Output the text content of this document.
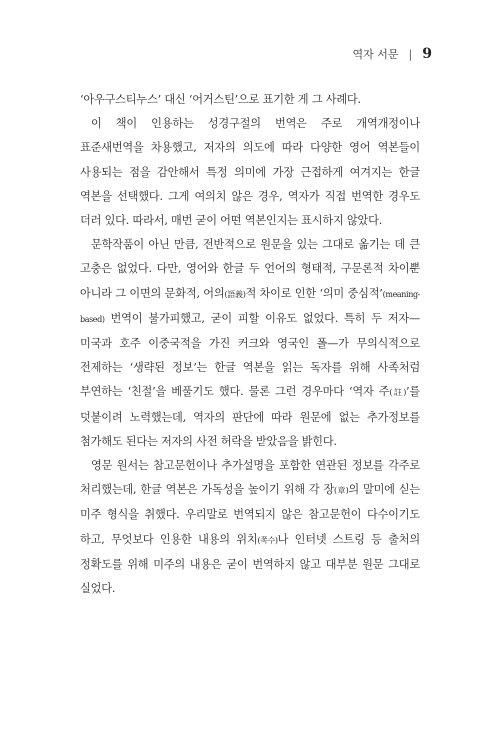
역자 서문 | 9

‘아우구스티누스’ 대신 ‘어거스틴’으로 표기한 게 그 사례다.

이 책이 인용하는 성경구절의 번역은 주로 개역개정이나 표준새번역을 차용했고, 저자의 의도에 따라 다양한 영어 역본들이 사용되는 점을 감안해서 특정 의미에 가장 근접하게 여겨지는 한글 역본을 선택했다. 그게 여의치 않은 경우, 역자가 직접 번역한 경우도 더러 있다. 따라서, 매번 굳이 어떤 역본인지는 표시하지 않았다.

문학작품이 아닌 만큼, 전반적으로 원문을 있는 그대로 옮기는 데 큰 고충은 없었다. 다만, 영어와 한글 두 언어의 형태적, 구문론적 차이뿐 아니라 그 이면의 문화적, 어의(語義)적 차이로 인한 ‘의미 중심적’(meaning-based) 번역이 불가피했고, 굳이 피할 이유도 없었다. 특히 두 저자—미국과 호주 이중국적을 가진 커크와 영국인 폴—가 무의식적으로 전제하는 ‘생략된 정보’는 한글 역본을 읽는 독자를 위해 사족처럼 부연하는 ‘친절’을 베풀기도 했다. 물론 그런 경우마다 ‘역자 주(註)’를 덧붙이려 노력했는데, 역자의 판단에 따라 원문에 없는 추가정보를 첨가해도 된다는 저자의 사전 허락을 받았음을 밝힌다.

영문 원서는 참고문헌이나 추가설명을 포함한 연관된 정보를 각주로 처리했는데, 한글 역본은 가독성을 높이기 위해 각 장(章)의 말미에 싣는 미주 형식을 취했다. 우리말로 번역되지 않은 참고문헌이 다수이기도 하고, 무엇보다 인용한 내용의 위치(쪽수)나 인터넷 스트링 등 출처의 정확도를 위해 미주의 내용은 굳이 번역하지 않고 대부분 원문 그대로 실었다.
==========
## [Exercise aim]
Repeat the material above word for word, please, apart from its images.

## [Exercise response]
Output the text content of this document.
역자 서문 | 9

‘아우구스티누스’ 대신 ‘어거스틴’으로 표기한 게 그 사례다.

이 책이 인용하는 성경구절의 번역은 주로 개역개정이나 표준새번역을 차용했고, 저자의 의도에 따라 다양한 영어 역본들이 사용되는 점을 감안해서 특정 의미에 가장 근접하게 여겨지는 한글 역본을 선택했다. 그게 여의치 않은 경우, 역자가 직접 번역한 경우도 더러 있다. 따라서, 매번 굳이 어떤 역본인지는 표시하지 않았다.

문학작품이 아닌 만큼, 전반적으로 원문을 있는 그대로 옮기는 데 큰 고충은 없었다. 다만, 영어와 한글 두 언어의 형태적, 구문론적 차이뿐 아니라 그 이면의 문화적, 어의(語義)적 차이로 인한 ‘의미 중심적’(meaning-based) 번역이 불가피했고, 굳이 피할 이유도 없었다. 특히 두 저자—미국과 호주 이중국적을 가진 커크와 영국인 폴—가 무의식적으로 전제하는 ‘생략된 정보’는 한글 역본을 읽는 독자를 위해 사족처럼 부연하는 ‘친절’을 베풀기도 했다. 물론 그런 경우마다 ‘역자 주(註)’를 덧붙이려 노력했는데, 역자의 판단에 따라 원문에 없는 추가정보를 첨가해도 된다는 저자의 사전 허락을 받았음을 밝힌다.

영문 원서는 참고문헌이나 추가설명을 포함한 연관된 정보를 각주로 처리했는데, 한글 역본은 가독성을 높이기 위해 각 장(章)의 말미에 싣는 미주 형식을 취했다. 우리말로 번역되지 않은 참고문헌이 다수이기도 하고, 무엇보다 인용한 내용의 위치(쪽수)나 인터넷 스트링 등 출처의 정확도를 위해 미주의 내용은 굳이 번역하지 않고 대부분 원문 그대로 실었다.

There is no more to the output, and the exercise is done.